### GIVEN TASK:
Word for word, copy all the data and drop the pictures.
─── GIVEN ENTRIES
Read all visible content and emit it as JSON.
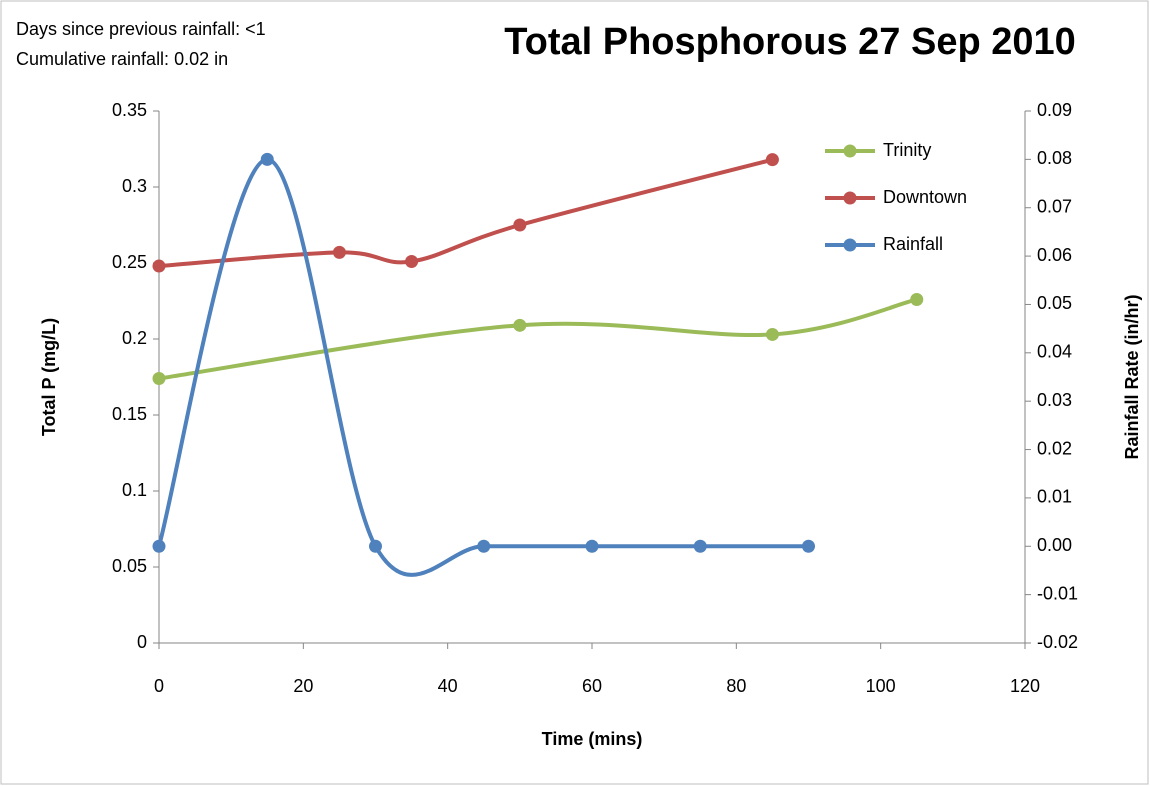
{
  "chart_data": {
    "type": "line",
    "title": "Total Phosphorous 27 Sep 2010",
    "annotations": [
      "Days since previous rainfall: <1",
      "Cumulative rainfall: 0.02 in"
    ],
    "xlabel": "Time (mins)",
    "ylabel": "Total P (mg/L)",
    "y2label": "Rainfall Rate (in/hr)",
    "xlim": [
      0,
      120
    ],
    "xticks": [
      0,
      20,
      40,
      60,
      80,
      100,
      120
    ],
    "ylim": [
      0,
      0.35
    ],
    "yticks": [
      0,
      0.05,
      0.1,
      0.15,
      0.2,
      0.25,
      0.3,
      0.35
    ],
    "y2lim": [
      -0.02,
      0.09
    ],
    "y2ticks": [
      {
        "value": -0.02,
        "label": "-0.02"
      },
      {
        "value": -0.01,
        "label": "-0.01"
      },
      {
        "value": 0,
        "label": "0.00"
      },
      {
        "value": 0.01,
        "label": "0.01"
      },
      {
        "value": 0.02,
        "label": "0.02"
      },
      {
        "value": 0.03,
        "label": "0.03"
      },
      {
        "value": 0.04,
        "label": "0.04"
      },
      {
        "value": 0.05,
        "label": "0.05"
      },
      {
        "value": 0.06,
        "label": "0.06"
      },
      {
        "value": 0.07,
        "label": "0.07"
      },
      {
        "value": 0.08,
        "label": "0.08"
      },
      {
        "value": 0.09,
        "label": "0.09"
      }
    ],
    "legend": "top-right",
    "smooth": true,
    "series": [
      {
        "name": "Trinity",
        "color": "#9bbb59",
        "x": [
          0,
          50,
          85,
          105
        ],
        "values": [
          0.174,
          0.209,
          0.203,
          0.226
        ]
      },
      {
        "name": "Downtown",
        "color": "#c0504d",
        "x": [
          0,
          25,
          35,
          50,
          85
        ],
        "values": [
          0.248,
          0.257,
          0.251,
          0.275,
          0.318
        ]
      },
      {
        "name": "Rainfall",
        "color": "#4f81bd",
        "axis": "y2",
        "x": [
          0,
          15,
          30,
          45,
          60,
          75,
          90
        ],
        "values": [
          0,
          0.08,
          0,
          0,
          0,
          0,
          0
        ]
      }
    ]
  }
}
──────
### TASK ANSWER:
Read all visible content and emit it as JSON.
{
  "chart_data": {
    "type": "line",
    "title": "Total Phosphorous 27 Sep 2010",
    "annotations": [
      "Days since previous rainfall: <1",
      "Cumulative rainfall: 0.02 in"
    ],
    "xlabel": "Time (mins)",
    "ylabel": "Total P (mg/L)",
    "y2label": "Rainfall Rate (in/hr)",
    "xlim": [
      0,
      120
    ],
    "xticks": [
      0,
      20,
      40,
      60,
      80,
      100,
      120
    ],
    "ylim": [
      0,
      0.35
    ],
    "yticks": [
      0,
      0.05,
      0.1,
      0.15,
      0.2,
      0.25,
      0.3,
      0.35
    ],
    "y2lim": [
      -0.02,
      0.09
    ],
    "y2ticks": [
      {
        "value": -0.02,
        "label": "-0.02"
      },
      {
        "value": -0.01,
        "label": "-0.01"
      },
      {
        "value": 0,
        "label": "0.00"
      },
      {
        "value": 0.01,
        "label": "0.01"
      },
      {
        "value": 0.02,
        "label": "0.02"
      },
      {
        "value": 0.03,
        "label": "0.03"
      },
      {
        "value": 0.04,
        "label": "0.04"
      },
      {
        "value": 0.05,
        "label": "0.05"
      },
      {
        "value": 0.06,
        "label": "0.06"
      },
      {
        "value": 0.07,
        "label": "0.07"
      },
      {
        "value": 0.08,
        "label": "0.08"
      },
      {
        "value": 0.09,
        "label": "0.09"
      }
    ],
    "legend": "top-right",
    "smooth": true,
    "series": [
      {
        "name": "Trinity",
        "color": "#9bbb59",
        "x": [
          0,
          50,
          85,
          105
        ],
        "values": [
          0.174,
          0.209,
          0.203,
          0.226
        ]
      },
      {
        "name": "Downtown",
        "color": "#c0504d",
        "x": [
          0,
          25,
          35,
          50,
          85
        ],
        "values": [
          0.248,
          0.257,
          0.251,
          0.275,
          0.318
        ]
      },
      {
        "name": "Rainfall",
        "color": "#4f81bd",
        "axis": "y2",
        "x": [
          0,
          15,
          30,
          45,
          60,
          75,
          90
        ],
        "values": [
          0,
          0.08,
          0,
          0,
          0,
          0,
          0
        ]
      }
    ]
  }
}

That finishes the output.